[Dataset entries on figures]
########

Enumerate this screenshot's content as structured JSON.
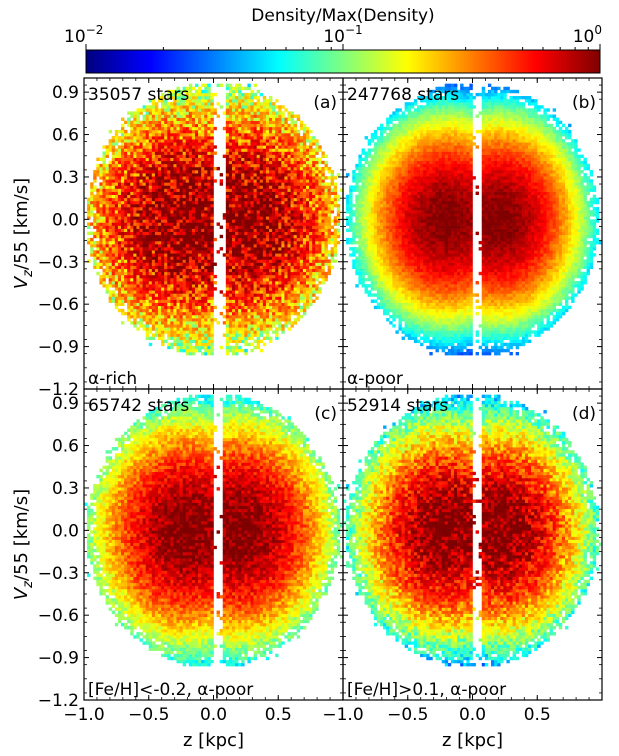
{
  "colorbar": {
    "title": "Density/Max(Density)",
    "scale": "log",
    "range": [
      0.01,
      1
    ],
    "ticks": [
      {
        "value": 0.01,
        "base": "10",
        "exp": "−2"
      },
      {
        "value": 0.1,
        "base": "10",
        "exp": "−1"
      },
      {
        "value": 1,
        "base": "10",
        "exp": "0"
      }
    ],
    "colormap": [
      "#00007f",
      "#0000ff",
      "#007fff",
      "#00ffff",
      "#7fff7f",
      "#ffff00",
      "#ff7f00",
      "#ff0000",
      "#7f0000"
    ]
  },
  "chart_data": [
    {
      "id": "a",
      "type": "heatmap",
      "count_label": "35057 stars",
      "panel_label": "(a)",
      "sample_label": "α-rich",
      "xlabel": "",
      "ylabel": "V_z/55 [km/s]",
      "xlim": [
        -1.0,
        1.0
      ],
      "ylim": [
        -1.2,
        1.0
      ],
      "distribution": {
        "center_y": 0.0,
        "center_x_abs": 0.2,
        "spread_x": 0.45,
        "spread_y": 0.45,
        "floor": 0.03,
        "density_noise": 0.6,
        "gap_half_width": 0.05
      }
    },
    {
      "id": "b",
      "type": "heatmap",
      "count_label": "247768 stars",
      "panel_label": "(b)",
      "sample_label": "α-poor",
      "xlabel": "",
      "ylabel": "",
      "xlim": [
        -1.0,
        1.0
      ],
      "ylim": [
        -1.2,
        1.0
      ],
      "distribution": {
        "center_y": 0.0,
        "center_x_abs": 0.2,
        "spread_x": 0.32,
        "spread_y": 0.36,
        "floor": 0.01,
        "density_noise": 0.15,
        "gap_half_width": 0.04
      }
    },
    {
      "id": "c",
      "type": "heatmap",
      "count_label": "65742 stars",
      "panel_label": "(c)",
      "sample_label": "[Fe/H]<-0.2, α-poor",
      "xlabel": "z [kpc]",
      "ylabel": "V_z/55 [km/s]",
      "xlim": [
        -1.0,
        1.0
      ],
      "ylim": [
        -1.2,
        1.0
      ],
      "distribution": {
        "center_y": 0.0,
        "center_x_abs": 0.2,
        "spread_x": 0.36,
        "spread_y": 0.4,
        "floor": 0.02,
        "density_noise": 0.3,
        "gap_half_width": 0.04
      }
    },
    {
      "id": "d",
      "type": "heatmap",
      "count_label": "52914 stars",
      "panel_label": "(d)",
      "sample_label": "[Fe/H]>0.1, α-poor",
      "xlabel": "z [kpc]",
      "ylabel": "",
      "xlim": [
        -1.0,
        1.0
      ],
      "ylim": [
        -1.2,
        1.0
      ],
      "distribution": {
        "center_y": 0.0,
        "center_x_abs": 0.2,
        "spread_x": 0.34,
        "spread_y": 0.38,
        "floor": 0.01,
        "density_noise": 0.4,
        "gap_half_width": 0.04
      }
    }
  ],
  "axes": {
    "y_ticks": [
      {
        "value": 0.9,
        "label": "0.9"
      },
      {
        "value": 0.6,
        "label": "0.6"
      },
      {
        "value": 0.3,
        "label": "0.3"
      },
      {
        "value": 0.0,
        "label": "0.0"
      },
      {
        "value": -0.3,
        "label": "−0.3"
      },
      {
        "value": -0.6,
        "label": "−0.6"
      },
      {
        "value": -0.9,
        "label": "−0.9"
      },
      {
        "value": -1.2,
        "label": "−1.2"
      }
    ],
    "x_ticks": [
      {
        "value": -1.0,
        "label": "−1.0"
      },
      {
        "value": -0.5,
        "label": "−0.5"
      },
      {
        "value": 0.0,
        "label": "0.0"
      },
      {
        "value": 0.5,
        "label": "0.5"
      }
    ]
  }
}
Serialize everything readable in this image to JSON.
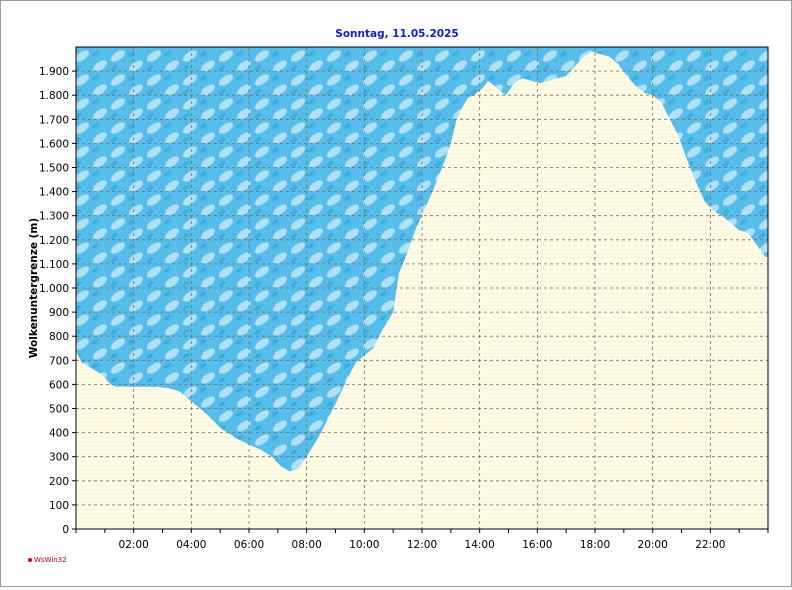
{
  "chart_data": {
    "type": "area",
    "title": "Sonntag, 11.05.2025",
    "ylabel": "Wolkenuntergrenze (m)",
    "xlabel": "",
    "ylim": [
      0,
      2000
    ],
    "xlim_hours": [
      0,
      24
    ],
    "grid": true,
    "yticks": [
      0,
      100,
      200,
      300,
      400,
      500,
      600,
      700,
      800,
      900,
      1000,
      1100,
      1200,
      1300,
      1400,
      1500,
      1600,
      1700,
      1800,
      1900
    ],
    "ytick_labels": [
      "0",
      "100",
      "200",
      "300",
      "400",
      "500",
      "600",
      "700",
      "800",
      "900",
      "1.000",
      "1.100",
      "1.200",
      "1.300",
      "1.400",
      "1.500",
      "1.600",
      "1.700",
      "1.800",
      "1.900"
    ],
    "xticks_hours": [
      2,
      4,
      6,
      8,
      10,
      12,
      14,
      16,
      18,
      20,
      22
    ],
    "xtick_labels": [
      "02:00",
      "04:00",
      "06:00",
      "08:00",
      "10:00",
      "12:00",
      "14:00",
      "16:00",
      "18:00",
      "20:00",
      "22:00"
    ],
    "series": [
      {
        "x_hours": [
          0,
          0.2,
          0.5,
          0.9,
          1.2,
          1.4,
          2.0,
          2.6,
          3.2,
          3.6,
          4.0,
          4.5,
          5.0,
          5.5,
          6.0,
          6.4,
          6.8,
          7.1,
          7.4,
          7.7,
          8.0,
          8.5,
          9.0,
          9.4,
          9.7,
          10.0,
          10.3,
          10.6,
          11.0,
          11.2,
          11.5,
          11.8,
          12.1,
          12.4,
          12.7,
          13.0,
          13.2,
          13.4,
          13.6,
          13.8,
          14.1,
          14.3,
          14.6,
          14.9,
          15.2,
          15.5,
          15.8,
          16.1,
          16.4,
          16.7,
          17.0,
          17.3,
          17.6,
          17.9,
          18.2,
          18.5,
          18.8,
          19.1,
          19.4,
          19.7,
          20.0,
          20.3,
          20.6,
          20.9,
          21.2,
          21.5,
          21.8,
          22.1,
          22.4,
          22.7,
          23.0,
          23.3,
          23.6,
          23.9
        ],
        "values": [
          740,
          690,
          670,
          640,
          600,
          590,
          590,
          590,
          585,
          570,
          530,
          480,
          420,
          380,
          350,
          330,
          300,
          260,
          240,
          250,
          300,
          400,
          520,
          620,
          690,
          720,
          750,
          820,
          900,
          1060,
          1150,
          1250,
          1330,
          1410,
          1500,
          1600,
          1700,
          1750,
          1790,
          1800,
          1830,
          1860,
          1830,
          1800,
          1850,
          1870,
          1860,
          1850,
          1860,
          1870,
          1880,
          1920,
          1960,
          1980,
          1970,
          1960,
          1930,
          1880,
          1840,
          1810,
          1800,
          1770,
          1700,
          1630,
          1530,
          1440,
          1360,
          1320,
          1300,
          1270,
          1240,
          1230,
          1180,
          1130
        ]
      }
    ]
  },
  "footer": {
    "credit": "WsWin32"
  },
  "colors": {
    "cloud": "#4fb9e8",
    "cloud_light": "#bfe6f8",
    "clear_area": "#fffbe4",
    "title": "#1020c0",
    "grid": "#707070"
  }
}
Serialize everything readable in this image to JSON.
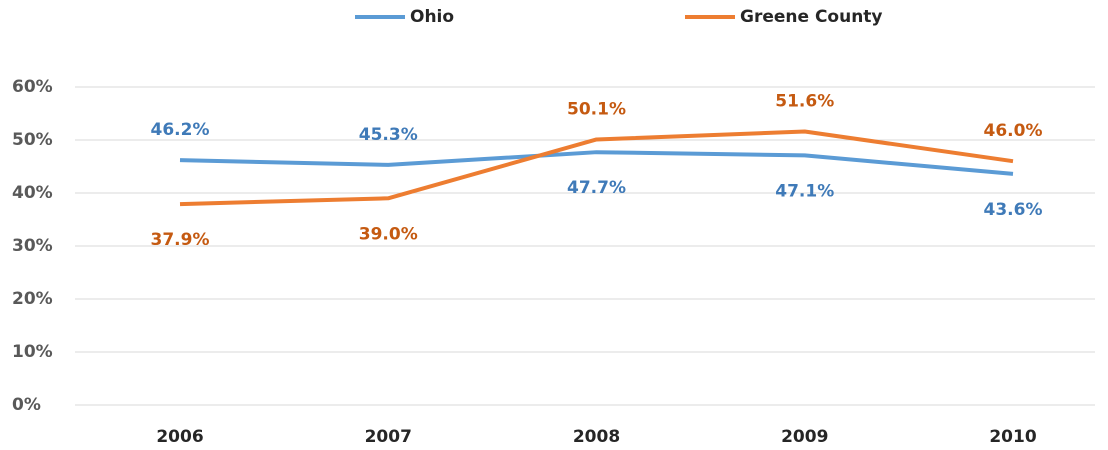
{
  "chart_data": {
    "type": "line",
    "categories": [
      "2006",
      "2007",
      "2008",
      "2009",
      "2010"
    ],
    "series": [
      {
        "name": "Ohio",
        "color": "#5b9bd5",
        "label_color": "#3f7ab8",
        "values": [
          46.2,
          45.3,
          47.7,
          47.1,
          43.6
        ],
        "value_labels": [
          "46.2%",
          "45.3%",
          "47.7%",
          "47.1%",
          "43.6%"
        ]
      },
      {
        "name": "Greene County",
        "color": "#ed7d31",
        "label_color": "#c55a11",
        "values": [
          37.9,
          39.0,
          50.1,
          51.6,
          46.0
        ],
        "value_labels": [
          "37.9%",
          "39.0%",
          "50.1%",
          "51.6%",
          "46.0%"
        ]
      }
    ],
    "ylim": [
      0,
      60
    ],
    "yticks": [
      {
        "value": 0,
        "label": "0%"
      },
      {
        "value": 10,
        "label": "10%"
      },
      {
        "value": 20,
        "label": "20%"
      },
      {
        "value": 30,
        "label": "30%"
      },
      {
        "value": 40,
        "label": "40%"
      },
      {
        "value": 50,
        "label": "50%"
      },
      {
        "value": 60,
        "label": "60%"
      }
    ],
    "grid": true,
    "legend": "top"
  }
}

########

## STATED EXERCISE
Copy all lines above containing the string "floor".

## OUTPUT OF THE TASK
        "floor": 0.03,
        "floor": 0.01,
        "floor": 0.02,
        "floor": 0.01,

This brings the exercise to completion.